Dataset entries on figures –
▬▬▬▬▬▬

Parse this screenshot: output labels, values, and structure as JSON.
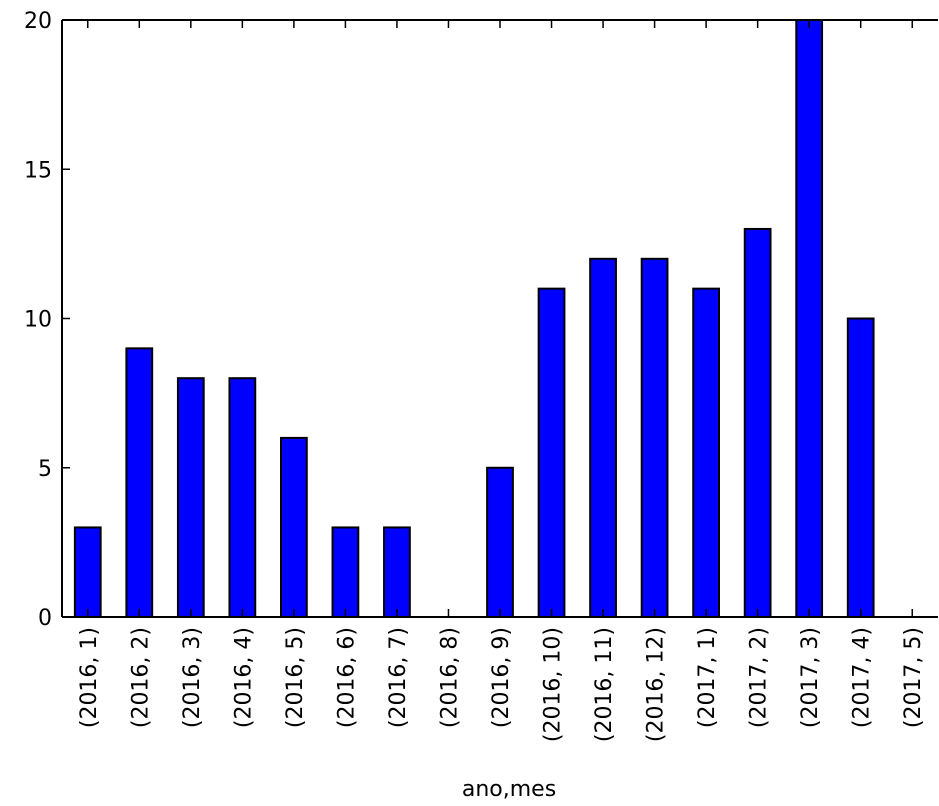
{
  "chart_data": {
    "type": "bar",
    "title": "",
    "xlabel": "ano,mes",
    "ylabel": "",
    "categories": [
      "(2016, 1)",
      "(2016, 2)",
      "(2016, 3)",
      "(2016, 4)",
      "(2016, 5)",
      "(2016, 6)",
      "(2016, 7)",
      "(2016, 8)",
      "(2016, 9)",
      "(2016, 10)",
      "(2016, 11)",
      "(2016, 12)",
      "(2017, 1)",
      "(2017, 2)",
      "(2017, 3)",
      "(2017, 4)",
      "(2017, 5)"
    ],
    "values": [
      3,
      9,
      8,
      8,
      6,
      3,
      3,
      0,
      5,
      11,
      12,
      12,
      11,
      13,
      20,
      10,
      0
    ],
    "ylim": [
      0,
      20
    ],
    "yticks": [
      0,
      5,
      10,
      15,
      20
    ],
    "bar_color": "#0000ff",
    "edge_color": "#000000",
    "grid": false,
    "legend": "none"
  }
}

▬▬▬▬▬▬

Copy all lines from the data that hold the word "values".

Parse this screenshot: output labels, values, and structure as JSON.
    "values": [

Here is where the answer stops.